▶ _Task directions_: Which lines in the records below contain the word "title"? Copy each of them.
----
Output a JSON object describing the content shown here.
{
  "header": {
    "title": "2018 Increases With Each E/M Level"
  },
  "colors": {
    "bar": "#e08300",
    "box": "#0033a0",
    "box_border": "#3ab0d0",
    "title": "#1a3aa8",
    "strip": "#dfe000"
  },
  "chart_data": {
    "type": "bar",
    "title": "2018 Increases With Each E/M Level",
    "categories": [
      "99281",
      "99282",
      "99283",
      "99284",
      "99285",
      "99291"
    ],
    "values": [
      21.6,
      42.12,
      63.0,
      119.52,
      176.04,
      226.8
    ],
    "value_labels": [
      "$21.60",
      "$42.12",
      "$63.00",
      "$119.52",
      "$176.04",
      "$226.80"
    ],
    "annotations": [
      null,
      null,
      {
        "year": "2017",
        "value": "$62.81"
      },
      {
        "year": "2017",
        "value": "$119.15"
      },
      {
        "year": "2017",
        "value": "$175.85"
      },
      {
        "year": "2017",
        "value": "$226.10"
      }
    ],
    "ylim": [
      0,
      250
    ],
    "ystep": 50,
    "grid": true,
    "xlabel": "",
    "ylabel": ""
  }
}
----
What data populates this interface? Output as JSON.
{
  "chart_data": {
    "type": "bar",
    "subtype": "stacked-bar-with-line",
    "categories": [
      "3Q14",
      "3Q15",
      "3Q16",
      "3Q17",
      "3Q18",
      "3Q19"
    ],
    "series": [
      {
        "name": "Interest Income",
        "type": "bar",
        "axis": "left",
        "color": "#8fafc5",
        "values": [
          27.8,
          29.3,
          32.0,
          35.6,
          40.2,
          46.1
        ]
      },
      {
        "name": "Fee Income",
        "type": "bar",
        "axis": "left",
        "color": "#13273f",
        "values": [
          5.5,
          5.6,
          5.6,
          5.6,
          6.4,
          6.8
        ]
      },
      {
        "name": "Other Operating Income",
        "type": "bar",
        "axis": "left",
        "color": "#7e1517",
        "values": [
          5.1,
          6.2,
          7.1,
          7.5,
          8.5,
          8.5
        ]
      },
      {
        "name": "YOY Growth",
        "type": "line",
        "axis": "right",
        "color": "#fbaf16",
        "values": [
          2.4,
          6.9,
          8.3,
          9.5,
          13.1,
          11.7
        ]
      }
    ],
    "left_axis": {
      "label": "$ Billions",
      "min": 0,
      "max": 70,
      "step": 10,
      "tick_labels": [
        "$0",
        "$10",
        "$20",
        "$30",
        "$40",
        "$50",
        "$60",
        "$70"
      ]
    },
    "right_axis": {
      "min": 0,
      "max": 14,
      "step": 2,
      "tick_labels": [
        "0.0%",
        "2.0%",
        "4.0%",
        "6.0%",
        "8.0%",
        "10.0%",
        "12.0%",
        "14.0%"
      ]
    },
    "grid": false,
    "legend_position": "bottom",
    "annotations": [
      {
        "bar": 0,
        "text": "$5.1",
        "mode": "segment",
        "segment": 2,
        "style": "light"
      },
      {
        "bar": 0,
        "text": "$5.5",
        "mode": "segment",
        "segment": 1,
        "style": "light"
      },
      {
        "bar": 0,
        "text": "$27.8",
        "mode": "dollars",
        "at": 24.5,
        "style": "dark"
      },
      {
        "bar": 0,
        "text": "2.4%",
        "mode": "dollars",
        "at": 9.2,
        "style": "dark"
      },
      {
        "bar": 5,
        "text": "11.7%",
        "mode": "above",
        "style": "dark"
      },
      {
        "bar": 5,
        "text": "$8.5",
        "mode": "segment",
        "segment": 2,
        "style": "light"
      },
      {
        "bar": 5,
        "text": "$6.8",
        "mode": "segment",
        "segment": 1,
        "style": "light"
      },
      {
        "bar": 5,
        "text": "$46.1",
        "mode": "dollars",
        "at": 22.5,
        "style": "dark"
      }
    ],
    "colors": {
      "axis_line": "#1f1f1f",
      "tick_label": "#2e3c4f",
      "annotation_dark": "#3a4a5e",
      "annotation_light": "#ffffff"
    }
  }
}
----
▶ _Solution to the exercise_:
    "title": "2018 Increases With Each E/M Level"
    "title": "#1a3aa8",
    "title": "2018 Increases With Each E/M Level",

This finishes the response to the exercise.